### INSTRUCTIONS FOR THE TASK
Your task is to restate the data word for word.

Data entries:
[Begin]

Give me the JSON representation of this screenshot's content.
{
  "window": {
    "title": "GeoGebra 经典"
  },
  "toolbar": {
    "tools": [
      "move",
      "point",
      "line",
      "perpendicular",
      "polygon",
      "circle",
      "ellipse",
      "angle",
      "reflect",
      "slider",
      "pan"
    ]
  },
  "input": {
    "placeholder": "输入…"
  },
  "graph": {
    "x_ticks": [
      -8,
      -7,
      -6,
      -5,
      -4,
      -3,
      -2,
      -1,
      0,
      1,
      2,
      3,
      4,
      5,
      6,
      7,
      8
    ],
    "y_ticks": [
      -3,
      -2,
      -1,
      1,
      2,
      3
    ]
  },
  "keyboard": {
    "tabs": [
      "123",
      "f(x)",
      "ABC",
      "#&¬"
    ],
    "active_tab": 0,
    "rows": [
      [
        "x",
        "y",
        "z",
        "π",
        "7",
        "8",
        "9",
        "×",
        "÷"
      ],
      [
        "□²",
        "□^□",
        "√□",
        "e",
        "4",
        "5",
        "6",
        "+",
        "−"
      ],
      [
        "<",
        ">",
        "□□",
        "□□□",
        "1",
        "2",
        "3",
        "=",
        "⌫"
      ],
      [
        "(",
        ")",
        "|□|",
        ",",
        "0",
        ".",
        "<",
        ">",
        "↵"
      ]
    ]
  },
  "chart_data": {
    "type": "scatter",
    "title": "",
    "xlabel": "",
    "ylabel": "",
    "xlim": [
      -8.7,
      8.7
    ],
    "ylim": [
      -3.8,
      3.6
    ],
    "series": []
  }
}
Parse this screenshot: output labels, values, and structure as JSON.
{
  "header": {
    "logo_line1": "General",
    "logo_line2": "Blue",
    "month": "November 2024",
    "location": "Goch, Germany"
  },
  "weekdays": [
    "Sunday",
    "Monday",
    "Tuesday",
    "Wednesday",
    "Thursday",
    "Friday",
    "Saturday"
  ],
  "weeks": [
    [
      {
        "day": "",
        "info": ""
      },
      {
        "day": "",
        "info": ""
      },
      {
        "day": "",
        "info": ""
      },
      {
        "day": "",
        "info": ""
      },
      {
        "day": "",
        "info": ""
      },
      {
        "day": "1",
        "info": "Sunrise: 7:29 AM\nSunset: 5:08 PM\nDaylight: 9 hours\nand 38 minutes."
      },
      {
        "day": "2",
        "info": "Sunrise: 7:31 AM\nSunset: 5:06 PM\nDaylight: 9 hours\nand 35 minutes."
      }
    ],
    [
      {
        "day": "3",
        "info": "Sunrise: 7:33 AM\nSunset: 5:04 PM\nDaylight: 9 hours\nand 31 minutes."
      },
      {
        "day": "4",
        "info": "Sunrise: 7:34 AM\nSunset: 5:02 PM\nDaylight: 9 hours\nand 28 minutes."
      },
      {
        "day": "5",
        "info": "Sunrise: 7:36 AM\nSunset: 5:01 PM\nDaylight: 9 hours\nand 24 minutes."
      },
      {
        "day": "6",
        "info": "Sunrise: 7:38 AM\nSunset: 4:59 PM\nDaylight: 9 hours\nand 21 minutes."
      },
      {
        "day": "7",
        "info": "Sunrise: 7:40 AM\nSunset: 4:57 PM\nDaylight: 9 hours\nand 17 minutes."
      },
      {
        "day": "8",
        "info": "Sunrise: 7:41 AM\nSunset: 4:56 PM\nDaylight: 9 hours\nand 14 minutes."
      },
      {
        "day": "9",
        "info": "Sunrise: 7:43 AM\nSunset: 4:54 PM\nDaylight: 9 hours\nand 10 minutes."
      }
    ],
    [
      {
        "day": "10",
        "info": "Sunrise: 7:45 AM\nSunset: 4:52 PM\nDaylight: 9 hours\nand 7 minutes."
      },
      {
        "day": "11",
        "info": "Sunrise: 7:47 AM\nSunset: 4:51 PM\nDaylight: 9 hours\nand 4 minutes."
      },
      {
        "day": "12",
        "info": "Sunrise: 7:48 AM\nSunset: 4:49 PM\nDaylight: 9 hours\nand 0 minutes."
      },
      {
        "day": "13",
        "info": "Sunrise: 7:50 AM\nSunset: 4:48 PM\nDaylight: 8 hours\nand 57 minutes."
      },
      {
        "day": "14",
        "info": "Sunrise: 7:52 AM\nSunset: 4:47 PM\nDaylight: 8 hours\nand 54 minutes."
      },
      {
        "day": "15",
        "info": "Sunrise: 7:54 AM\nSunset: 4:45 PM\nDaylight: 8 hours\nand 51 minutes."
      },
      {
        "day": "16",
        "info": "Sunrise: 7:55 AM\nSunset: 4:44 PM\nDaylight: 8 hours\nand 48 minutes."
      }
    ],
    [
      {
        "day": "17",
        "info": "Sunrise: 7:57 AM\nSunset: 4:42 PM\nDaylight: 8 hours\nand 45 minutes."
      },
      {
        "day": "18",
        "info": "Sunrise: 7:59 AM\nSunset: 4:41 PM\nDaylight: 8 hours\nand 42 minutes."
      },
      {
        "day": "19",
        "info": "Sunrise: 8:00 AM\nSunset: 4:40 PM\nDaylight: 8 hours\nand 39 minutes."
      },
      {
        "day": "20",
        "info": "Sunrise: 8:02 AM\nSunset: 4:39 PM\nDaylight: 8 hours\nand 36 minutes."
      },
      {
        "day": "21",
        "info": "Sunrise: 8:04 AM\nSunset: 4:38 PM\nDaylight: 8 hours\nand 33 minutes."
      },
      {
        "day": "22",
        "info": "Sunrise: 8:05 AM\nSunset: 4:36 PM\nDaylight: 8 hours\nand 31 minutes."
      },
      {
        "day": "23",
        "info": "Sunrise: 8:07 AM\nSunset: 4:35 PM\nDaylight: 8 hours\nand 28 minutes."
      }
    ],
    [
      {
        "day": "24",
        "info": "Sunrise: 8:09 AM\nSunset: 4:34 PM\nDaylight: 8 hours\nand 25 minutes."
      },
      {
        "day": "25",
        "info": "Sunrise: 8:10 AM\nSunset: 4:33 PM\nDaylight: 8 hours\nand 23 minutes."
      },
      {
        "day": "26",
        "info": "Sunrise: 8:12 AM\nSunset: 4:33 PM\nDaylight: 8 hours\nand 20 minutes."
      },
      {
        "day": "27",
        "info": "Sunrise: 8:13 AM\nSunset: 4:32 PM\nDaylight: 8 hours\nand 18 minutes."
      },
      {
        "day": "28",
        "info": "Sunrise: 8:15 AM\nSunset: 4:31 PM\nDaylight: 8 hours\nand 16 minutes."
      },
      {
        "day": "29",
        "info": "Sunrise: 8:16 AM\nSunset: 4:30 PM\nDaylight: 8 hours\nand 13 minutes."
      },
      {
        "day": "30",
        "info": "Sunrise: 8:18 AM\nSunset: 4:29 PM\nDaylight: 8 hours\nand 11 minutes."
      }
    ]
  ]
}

[End]

### ANSWER TO THE PROBLEM
Give me the JSON representation of this screenshot's content.
{
  "window": {
    "title": "GeoGebra 经典"
  },
  "toolbar": {
    "tools": [
      "move",
      "point",
      "line",
      "perpendicular",
      "polygon",
      "circle",
      "ellipse",
      "angle",
      "reflect",
      "slider",
      "pan"
    ]
  },
  "input": {
    "placeholder": "输入…"
  },
  "graph": {
    "x_ticks": [
      -8,
      -7,
      -6,
      -5,
      -4,
      -3,
      -2,
      -1,
      0,
      1,
      2,
      3,
      4,
      5,
      6,
      7,
      8
    ],
    "y_ticks": [
      -3,
      -2,
      -1,
      1,
      2,
      3
    ]
  },
  "keyboard": {
    "tabs": [
      "123",
      "f(x)",
      "ABC",
      "#&¬"
    ],
    "active_tab": 0,
    "rows": [
      [
        "x",
        "y",
        "z",
        "π",
        "7",
        "8",
        "9",
        "×",
        "÷"
      ],
      [
        "□²",
        "□^□",
        "√□",
        "e",
        "4",
        "5",
        "6",
        "+",
        "−"
      ],
      [
        "<",
        ">",
        "□□",
        "□□□",
        "1",
        "2",
        "3",
        "=",
        "⌫"
      ],
      [
        "(",
        ")",
        "|□|",
        ",",
        "0",
        ".",
        "<",
        ">",
        "↵"
      ]
    ]
  },
  "chart_data": {
    "type": "scatter",
    "title": "",
    "xlabel": "",
    "ylabel": "",
    "xlim": [
      -8.7,
      8.7
    ],
    "ylim": [
      -3.8,
      3.6
    ],
    "series": []
  }
}
Parse this screenshot: output labels, values, and structure as JSON.
{
  "header": {
    "logo_line1": "General",
    "logo_line2": "Blue",
    "month": "November 2024",
    "location": "Goch, Germany"
  },
  "weekdays": [
    "Sunday",
    "Monday",
    "Tuesday",
    "Wednesday",
    "Thursday",
    "Friday",
    "Saturday"
  ],
  "weeks": [
    [
      {
        "day": "",
        "info": ""
      },
      {
        "day": "",
        "info": ""
      },
      {
        "day": "",
        "info": ""
      },
      {
        "day": "",
        "info": ""
      },
      {
        "day": "",
        "info": ""
      },
      {
        "day": "1",
        "info": "Sunrise: 7:29 AM\nSunset: 5:08 PM\nDaylight: 9 hours\nand 38 minutes."
      },
      {
        "day": "2",
        "info": "Sunrise: 7:31 AM\nSunset: 5:06 PM\nDaylight: 9 hours\nand 35 minutes."
      }
    ],
    [
      {
        "day": "3",
        "info": "Sunrise: 7:33 AM\nSunset: 5:04 PM\nDaylight: 9 hours\nand 31 minutes."
      },
      {
        "day": "4",
        "info": "Sunrise: 7:34 AM\nSunset: 5:02 PM\nDaylight: 9 hours\nand 28 minutes."
      },
      {
        "day": "5",
        "info": "Sunrise: 7:36 AM\nSunset: 5:01 PM\nDaylight: 9 hours\nand 24 minutes."
      },
      {
        "day": "6",
        "info": "Sunrise: 7:38 AM\nSunset: 4:59 PM\nDaylight: 9 hours\nand 21 minutes."
      },
      {
        "day": "7",
        "info": "Sunrise: 7:40 AM\nSunset: 4:57 PM\nDaylight: 9 hours\nand 17 minutes."
      },
      {
        "day": "8",
        "info": "Sunrise: 7:41 AM\nSunset: 4:56 PM\nDaylight: 9 hours\nand 14 minutes."
      },
      {
        "day": "9",
        "info": "Sunrise: 7:43 AM\nSunset: 4:54 PM\nDaylight: 9 hours\nand 10 minutes."
      }
    ],
    [
      {
        "day": "10",
        "info": "Sunrise: 7:45 AM\nSunset: 4:52 PM\nDaylight: 9 hours\nand 7 minutes."
      },
      {
        "day": "11",
        "info": "Sunrise: 7:47 AM\nSunset: 4:51 PM\nDaylight: 9 hours\nand 4 minutes."
      },
      {
        "day": "12",
        "info": "Sunrise: 7:48 AM\nSunset: 4:49 PM\nDaylight: 9 hours\nand 0 minutes."
      },
      {
        "day": "13",
        "info": "Sunrise: 7:50 AM\nSunset: 4:48 PM\nDaylight: 8 hours\nand 57 minutes."
      },
      {
        "day": "14",
        "info": "Sunrise: 7:52 AM\nSunset: 4:47 PM\nDaylight: 8 hours\nand 54 minutes."
      },
      {
        "day": "15",
        "info": "Sunrise: 7:54 AM\nSunset: 4:45 PM\nDaylight: 8 hours\nand 51 minutes."
      },
      {
        "day": "16",
        "info": "Sunrise: 7:55 AM\nSunset: 4:44 PM\nDaylight: 8 hours\nand 48 minutes."
      }
    ],
    [
      {
        "day": "17",
        "info": "Sunrise: 7:57 AM\nSunset: 4:42 PM\nDaylight: 8 hours\nand 45 minutes."
      },
      {
        "day": "18",
        "info": "Sunrise: 7:59 AM\nSunset: 4:41 PM\nDaylight: 8 hours\nand 42 minutes."
      },
      {
        "day": "19",
        "info": "Sunrise: 8:00 AM\nSunset: 4:40 PM\nDaylight: 8 hours\nand 39 minutes."
      },
      {
        "day": "20",
        "info": "Sunrise: 8:02 AM\nSunset: 4:39 PM\nDaylight: 8 hours\nand 36 minutes."
      },
      {
        "day": "21",
        "info": "Sunrise: 8:04 AM\nSunset: 4:38 PM\nDaylight: 8 hours\nand 33 minutes."
      },
      {
        "day": "22",
        "info": "Sunrise: 8:05 AM\nSunset: 4:36 PM\nDaylight: 8 hours\nand 31 minutes."
      },
      {
        "day": "23",
        "info": "Sunrise: 8:07 AM\nSunset: 4:35 PM\nDaylight: 8 hours\nand 28 minutes."
      }
    ],
    [
      {
        "day": "24",
        "info": "Sunrise: 8:09 AM\nSunset: 4:34 PM\nDaylight: 8 hours\nand 25 minutes."
      },
      {
        "day": "25",
        "info": "Sunrise: 8:10 AM\nSunset: 4:33 PM\nDaylight: 8 hours\nand 23 minutes."
      },
      {
        "day": "26",
        "info": "Sunrise: 8:12 AM\nSunset: 4:33 PM\nDaylight: 8 hours\nand 20 minutes."
      },
      {
        "day": "27",
        "info": "Sunrise: 8:13 AM\nSunset: 4:32 PM\nDaylight: 8 hours\nand 18 minutes."
      },
      {
        "day": "28",
        "info": "Sunrise: 8:15 AM\nSunset: 4:31 PM\nDaylight: 8 hours\nand 16 minutes."
      },
      {
        "day": "29",
        "info": "Sunrise: 8:16 AM\nSunset: 4:30 PM\nDaylight: 8 hours\nand 13 minutes."
      },
      {
        "day": "30",
        "info": "Sunrise: 8:18 AM\nSunset: 4:29 PM\nDaylight: 8 hours\nand 11 minutes."
      }
    ]
  ]
}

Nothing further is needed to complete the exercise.